* [SET PROBLEM]
Scan the material below for the string "from", and copy every line where it shows up.

===== DATA PROVIDED

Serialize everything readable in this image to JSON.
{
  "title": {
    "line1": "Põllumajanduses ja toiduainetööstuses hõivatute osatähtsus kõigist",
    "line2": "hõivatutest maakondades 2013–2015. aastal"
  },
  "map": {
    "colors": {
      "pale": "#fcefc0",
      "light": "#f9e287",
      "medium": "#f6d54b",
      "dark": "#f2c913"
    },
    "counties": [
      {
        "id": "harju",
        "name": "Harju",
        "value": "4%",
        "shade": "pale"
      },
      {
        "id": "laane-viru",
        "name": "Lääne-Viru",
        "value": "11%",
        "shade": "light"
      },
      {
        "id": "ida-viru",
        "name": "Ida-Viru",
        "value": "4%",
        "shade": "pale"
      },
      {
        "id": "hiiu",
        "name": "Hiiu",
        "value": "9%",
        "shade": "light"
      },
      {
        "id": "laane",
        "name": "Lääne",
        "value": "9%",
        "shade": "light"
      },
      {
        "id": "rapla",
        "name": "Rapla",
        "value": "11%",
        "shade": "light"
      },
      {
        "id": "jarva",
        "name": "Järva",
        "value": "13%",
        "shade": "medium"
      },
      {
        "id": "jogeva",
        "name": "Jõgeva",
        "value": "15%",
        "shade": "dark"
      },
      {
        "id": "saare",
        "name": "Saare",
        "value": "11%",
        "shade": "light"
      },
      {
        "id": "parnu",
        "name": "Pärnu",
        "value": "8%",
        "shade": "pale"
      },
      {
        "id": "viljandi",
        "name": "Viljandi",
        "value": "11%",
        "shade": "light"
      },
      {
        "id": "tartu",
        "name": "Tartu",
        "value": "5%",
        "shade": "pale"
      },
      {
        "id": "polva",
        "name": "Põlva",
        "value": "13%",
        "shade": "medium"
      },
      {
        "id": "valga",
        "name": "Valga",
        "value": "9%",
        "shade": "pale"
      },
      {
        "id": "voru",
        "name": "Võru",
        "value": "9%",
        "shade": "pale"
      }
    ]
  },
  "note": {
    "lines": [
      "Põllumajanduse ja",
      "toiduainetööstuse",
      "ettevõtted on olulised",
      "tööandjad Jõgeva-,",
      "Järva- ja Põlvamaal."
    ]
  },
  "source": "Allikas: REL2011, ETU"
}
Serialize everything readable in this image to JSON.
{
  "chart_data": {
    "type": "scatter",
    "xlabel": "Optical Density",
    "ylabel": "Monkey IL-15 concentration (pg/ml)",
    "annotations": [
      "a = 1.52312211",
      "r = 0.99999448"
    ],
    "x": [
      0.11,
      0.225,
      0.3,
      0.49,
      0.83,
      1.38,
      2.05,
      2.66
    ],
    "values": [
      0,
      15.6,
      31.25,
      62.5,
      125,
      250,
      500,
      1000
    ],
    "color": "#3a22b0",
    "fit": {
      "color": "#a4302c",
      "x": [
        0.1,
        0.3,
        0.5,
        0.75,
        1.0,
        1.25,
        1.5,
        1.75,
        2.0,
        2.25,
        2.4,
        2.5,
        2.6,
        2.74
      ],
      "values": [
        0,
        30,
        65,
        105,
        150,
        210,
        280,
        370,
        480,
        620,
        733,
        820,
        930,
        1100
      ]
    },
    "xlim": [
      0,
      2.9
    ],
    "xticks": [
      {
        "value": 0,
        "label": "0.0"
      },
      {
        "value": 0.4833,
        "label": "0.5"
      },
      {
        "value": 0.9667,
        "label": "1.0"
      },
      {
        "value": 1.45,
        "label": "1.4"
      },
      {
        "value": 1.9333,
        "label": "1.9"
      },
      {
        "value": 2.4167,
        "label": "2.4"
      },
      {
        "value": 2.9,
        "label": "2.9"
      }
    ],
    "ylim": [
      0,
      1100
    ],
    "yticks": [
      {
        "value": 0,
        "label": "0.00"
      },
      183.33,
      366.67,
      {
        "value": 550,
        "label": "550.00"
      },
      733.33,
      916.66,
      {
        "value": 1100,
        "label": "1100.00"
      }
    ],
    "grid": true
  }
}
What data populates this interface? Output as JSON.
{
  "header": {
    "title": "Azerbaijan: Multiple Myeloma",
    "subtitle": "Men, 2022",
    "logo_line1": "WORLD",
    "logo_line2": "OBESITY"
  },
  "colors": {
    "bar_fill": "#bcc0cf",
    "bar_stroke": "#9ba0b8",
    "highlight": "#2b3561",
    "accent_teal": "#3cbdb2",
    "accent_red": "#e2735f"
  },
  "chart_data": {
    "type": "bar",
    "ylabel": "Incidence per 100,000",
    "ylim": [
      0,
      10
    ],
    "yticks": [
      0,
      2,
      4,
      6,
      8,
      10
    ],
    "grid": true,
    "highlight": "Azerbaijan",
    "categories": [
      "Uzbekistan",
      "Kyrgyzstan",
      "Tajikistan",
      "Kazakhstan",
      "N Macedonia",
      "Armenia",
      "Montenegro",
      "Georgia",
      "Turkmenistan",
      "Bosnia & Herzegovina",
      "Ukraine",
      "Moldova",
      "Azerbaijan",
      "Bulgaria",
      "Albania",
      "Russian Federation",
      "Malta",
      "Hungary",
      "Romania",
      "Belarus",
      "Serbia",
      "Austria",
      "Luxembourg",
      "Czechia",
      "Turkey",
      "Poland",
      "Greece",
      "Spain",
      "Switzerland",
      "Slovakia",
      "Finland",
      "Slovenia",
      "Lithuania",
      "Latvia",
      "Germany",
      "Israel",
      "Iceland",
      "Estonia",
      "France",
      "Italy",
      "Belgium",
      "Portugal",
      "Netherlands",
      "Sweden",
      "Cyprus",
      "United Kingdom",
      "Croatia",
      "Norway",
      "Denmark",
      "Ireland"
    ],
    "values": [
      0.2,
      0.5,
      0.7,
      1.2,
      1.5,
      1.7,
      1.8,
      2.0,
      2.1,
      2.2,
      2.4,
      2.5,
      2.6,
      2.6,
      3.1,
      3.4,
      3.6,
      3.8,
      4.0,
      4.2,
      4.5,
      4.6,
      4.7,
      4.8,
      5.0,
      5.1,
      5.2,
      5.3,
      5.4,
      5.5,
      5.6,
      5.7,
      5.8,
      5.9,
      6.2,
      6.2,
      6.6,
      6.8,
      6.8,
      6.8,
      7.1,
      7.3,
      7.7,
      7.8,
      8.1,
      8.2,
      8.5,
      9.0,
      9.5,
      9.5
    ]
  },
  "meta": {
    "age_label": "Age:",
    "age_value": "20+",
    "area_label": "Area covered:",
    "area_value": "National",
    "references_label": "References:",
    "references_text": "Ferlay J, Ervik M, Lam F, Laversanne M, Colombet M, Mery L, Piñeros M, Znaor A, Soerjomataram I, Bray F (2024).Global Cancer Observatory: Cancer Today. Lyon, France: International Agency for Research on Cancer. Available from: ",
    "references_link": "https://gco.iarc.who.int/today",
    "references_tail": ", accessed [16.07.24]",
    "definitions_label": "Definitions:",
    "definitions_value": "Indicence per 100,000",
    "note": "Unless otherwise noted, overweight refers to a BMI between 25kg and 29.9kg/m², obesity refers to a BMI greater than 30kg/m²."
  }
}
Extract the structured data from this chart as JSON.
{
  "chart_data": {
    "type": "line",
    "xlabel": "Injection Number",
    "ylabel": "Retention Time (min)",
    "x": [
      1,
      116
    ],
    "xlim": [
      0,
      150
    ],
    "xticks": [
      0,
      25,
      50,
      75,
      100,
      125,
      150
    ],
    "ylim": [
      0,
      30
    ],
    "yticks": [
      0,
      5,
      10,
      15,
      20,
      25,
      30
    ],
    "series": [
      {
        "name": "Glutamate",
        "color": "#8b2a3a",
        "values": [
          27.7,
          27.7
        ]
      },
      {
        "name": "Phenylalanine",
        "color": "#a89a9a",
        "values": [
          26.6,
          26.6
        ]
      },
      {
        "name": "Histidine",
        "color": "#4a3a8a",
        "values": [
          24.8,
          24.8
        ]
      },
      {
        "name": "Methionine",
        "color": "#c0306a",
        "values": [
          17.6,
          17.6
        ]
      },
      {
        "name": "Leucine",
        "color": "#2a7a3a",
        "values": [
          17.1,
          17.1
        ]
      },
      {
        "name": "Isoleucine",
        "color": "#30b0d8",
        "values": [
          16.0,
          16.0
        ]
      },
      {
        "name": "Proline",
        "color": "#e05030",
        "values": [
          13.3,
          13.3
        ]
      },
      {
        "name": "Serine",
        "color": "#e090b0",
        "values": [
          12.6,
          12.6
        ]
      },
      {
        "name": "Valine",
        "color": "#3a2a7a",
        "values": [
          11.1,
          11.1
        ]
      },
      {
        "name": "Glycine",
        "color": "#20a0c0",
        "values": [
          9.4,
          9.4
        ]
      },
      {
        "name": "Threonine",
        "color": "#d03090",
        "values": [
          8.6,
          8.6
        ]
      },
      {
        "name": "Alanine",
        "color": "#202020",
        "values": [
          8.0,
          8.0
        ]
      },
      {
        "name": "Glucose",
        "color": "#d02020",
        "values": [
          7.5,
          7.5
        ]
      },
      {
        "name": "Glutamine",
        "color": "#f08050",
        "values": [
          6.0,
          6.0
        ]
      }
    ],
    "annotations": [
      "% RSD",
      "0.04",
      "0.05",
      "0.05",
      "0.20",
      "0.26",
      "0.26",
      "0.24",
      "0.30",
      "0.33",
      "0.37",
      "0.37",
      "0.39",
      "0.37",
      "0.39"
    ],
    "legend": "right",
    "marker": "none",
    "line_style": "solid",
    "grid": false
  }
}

==========

* [SOLUTION FOR THIS PROBLEM]
    "references_text": "Ferlay J, Ervik M, Lam F, Laversanne M, Colombet M, Mery L, Piñeros M, Znaor A, Soerjomataram I, Bray F (2024).Global Cancer Observatory: Cancer Today. Lyon, France: International Agency for Research on Cancer. Available from: ",
Extract the structured data from this chart as JSON.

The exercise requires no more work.